** Begin PROVIDED RECORDS **

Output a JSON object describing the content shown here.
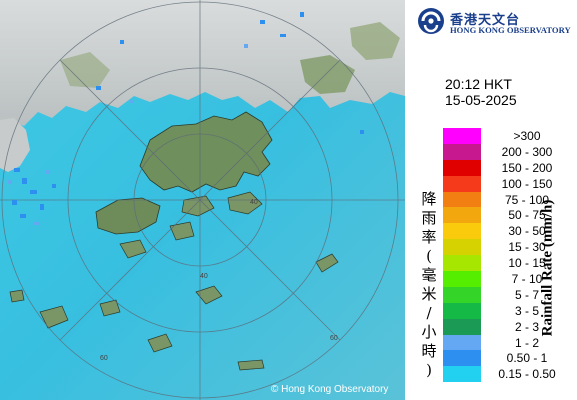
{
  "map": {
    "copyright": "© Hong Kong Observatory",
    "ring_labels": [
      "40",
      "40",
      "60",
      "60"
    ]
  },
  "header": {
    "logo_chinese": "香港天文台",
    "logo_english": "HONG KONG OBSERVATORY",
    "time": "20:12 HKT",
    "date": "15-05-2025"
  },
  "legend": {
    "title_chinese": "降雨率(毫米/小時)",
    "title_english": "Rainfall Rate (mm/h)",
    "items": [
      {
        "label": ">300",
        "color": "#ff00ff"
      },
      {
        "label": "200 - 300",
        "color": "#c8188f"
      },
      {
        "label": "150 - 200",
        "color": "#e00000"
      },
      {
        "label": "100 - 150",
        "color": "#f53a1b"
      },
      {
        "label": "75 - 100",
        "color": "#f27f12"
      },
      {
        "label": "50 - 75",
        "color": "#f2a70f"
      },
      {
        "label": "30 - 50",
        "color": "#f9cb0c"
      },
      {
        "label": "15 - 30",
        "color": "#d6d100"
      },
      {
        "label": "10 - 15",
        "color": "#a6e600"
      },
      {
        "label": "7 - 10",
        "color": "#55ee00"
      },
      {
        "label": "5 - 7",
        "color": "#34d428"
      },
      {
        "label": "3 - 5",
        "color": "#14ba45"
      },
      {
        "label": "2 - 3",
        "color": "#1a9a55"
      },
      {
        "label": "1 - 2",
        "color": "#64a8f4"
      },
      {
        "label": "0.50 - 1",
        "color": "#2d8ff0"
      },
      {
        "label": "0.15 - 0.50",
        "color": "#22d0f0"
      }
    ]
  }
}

** End PROVIDED RECORDS **

### TO BE DONE
Except for the pictures, reproduce every line exactly.

### WORKED SOLUTION
Output a JSON object describing the content shown here.
{
  "map": {
    "copyright": "© Hong Kong Observatory",
    "ring_labels": [
      "40",
      "40",
      "60",
      "60"
    ]
  },
  "header": {
    "logo_chinese": "香港天文台",
    "logo_english": "HONG KONG OBSERVATORY",
    "time": "20:12 HKT",
    "date": "15-05-2025"
  },
  "legend": {
    "title_chinese": "降雨率(毫米/小時)",
    "title_english": "Rainfall Rate (mm/h)",
    "items": [
      {
        "label": ">300",
        "color": "#ff00ff"
      },
      {
        "label": "200 - 300",
        "color": "#c8188f"
      },
      {
        "label": "150 - 200",
        "color": "#e00000"
      },
      {
        "label": "100 - 150",
        "color": "#f53a1b"
      },
      {
        "label": "75 - 100",
        "color": "#f27f12"
      },
      {
        "label": "50 - 75",
        "color": "#f2a70f"
      },
      {
        "label": "30 - 50",
        "color": "#f9cb0c"
      },
      {
        "label": "15 - 30",
        "color": "#d6d100"
      },
      {
        "label": "10 - 15",
        "color": "#a6e600"
      },
      {
        "label": "7 - 10",
        "color": "#55ee00"
      },
      {
        "label": "5 - 7",
        "color": "#34d428"
      },
      {
        "label": "3 - 5",
        "color": "#14ba45"
      },
      {
        "label": "2 - 3",
        "color": "#1a9a55"
      },
      {
        "label": "1 - 2",
        "color": "#64a8f4"
      },
      {
        "label": "0.50 - 1",
        "color": "#2d8ff0"
      },
      {
        "label": "0.15 - 0.50",
        "color": "#22d0f0"
      }
    ]
  }
}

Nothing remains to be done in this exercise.